WHAT IS ASKED: State how many lines of the records contain the string "this", and give no other information.

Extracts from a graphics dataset
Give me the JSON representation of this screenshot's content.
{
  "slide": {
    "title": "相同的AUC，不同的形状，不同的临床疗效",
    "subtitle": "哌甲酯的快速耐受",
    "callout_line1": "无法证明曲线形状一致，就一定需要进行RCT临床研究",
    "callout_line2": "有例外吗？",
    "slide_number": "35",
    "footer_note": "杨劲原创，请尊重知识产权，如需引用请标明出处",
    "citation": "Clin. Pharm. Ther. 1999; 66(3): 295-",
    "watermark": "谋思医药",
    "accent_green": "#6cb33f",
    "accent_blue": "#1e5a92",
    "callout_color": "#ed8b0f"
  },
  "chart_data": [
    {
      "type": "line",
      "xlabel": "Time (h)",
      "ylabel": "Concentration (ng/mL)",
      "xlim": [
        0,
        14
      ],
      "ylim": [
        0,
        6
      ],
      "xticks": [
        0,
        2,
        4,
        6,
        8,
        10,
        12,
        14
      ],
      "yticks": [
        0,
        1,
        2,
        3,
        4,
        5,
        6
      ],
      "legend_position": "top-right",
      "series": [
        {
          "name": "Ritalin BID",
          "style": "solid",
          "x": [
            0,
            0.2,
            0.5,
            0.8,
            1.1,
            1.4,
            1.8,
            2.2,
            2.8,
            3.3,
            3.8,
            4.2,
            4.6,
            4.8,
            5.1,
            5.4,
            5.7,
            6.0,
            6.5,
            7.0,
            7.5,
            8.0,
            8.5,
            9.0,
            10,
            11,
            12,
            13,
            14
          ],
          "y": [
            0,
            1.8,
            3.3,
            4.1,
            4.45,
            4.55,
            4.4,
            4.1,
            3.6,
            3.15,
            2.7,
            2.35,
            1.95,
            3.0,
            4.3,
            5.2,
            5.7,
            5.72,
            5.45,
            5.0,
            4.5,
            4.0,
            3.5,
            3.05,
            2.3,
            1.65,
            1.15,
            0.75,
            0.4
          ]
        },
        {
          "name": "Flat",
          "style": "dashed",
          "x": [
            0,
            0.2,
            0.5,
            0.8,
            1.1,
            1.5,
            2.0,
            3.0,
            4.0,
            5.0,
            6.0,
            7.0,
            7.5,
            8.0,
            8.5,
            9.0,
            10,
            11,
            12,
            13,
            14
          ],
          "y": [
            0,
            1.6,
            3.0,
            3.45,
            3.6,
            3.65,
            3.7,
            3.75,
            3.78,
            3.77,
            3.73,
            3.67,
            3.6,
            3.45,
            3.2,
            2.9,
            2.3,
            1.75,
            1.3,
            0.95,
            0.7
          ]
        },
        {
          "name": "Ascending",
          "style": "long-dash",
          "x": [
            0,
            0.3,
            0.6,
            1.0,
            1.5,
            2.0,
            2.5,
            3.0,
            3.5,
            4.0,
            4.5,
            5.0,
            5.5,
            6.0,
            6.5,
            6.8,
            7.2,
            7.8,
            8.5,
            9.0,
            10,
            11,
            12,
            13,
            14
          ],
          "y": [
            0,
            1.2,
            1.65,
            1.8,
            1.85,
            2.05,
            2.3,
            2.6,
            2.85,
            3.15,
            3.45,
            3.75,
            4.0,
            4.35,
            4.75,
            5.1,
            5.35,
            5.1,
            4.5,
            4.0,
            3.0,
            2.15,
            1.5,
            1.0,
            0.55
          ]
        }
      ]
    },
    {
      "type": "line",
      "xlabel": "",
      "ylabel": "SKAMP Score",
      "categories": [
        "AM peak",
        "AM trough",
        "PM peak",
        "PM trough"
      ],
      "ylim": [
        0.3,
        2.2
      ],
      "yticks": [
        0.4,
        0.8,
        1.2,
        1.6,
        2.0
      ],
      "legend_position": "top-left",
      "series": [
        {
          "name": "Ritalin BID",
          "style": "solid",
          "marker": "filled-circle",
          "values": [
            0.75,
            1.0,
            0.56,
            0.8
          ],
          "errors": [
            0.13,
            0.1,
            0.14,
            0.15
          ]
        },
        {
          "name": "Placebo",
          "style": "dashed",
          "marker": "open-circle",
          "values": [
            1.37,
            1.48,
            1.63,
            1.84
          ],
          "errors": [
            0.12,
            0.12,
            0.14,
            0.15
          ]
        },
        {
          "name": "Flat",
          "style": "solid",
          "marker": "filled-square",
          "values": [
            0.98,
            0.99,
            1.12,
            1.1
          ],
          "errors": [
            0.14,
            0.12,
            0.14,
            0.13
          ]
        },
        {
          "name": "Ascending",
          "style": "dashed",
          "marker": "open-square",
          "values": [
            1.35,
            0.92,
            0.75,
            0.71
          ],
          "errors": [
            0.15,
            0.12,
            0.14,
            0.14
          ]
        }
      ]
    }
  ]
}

--

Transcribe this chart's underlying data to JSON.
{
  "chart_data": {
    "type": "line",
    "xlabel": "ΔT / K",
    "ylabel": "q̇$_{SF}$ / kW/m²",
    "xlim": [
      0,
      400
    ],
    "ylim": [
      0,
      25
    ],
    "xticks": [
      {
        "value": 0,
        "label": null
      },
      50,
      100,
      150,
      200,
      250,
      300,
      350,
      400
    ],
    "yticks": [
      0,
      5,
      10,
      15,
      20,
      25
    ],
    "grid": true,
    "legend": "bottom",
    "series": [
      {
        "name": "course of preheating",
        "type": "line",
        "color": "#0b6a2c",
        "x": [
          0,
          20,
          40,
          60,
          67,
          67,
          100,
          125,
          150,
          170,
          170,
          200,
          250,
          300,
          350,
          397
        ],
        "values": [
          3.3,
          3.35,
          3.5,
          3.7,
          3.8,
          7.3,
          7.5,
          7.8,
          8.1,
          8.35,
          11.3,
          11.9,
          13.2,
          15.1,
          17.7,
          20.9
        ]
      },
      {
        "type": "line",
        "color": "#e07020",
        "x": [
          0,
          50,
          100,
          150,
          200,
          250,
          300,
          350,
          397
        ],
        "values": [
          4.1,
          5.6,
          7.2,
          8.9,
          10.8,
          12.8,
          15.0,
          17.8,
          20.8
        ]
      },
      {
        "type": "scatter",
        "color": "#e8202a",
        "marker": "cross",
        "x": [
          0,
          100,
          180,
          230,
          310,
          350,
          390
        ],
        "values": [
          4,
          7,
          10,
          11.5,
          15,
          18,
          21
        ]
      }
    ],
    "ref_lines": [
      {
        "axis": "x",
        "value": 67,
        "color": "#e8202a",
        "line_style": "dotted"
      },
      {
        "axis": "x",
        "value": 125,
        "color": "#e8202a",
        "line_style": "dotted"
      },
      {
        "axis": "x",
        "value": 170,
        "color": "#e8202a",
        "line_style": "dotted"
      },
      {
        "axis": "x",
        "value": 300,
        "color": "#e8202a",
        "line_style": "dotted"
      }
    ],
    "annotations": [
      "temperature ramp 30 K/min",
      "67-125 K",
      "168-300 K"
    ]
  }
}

IN RESPONSE: 2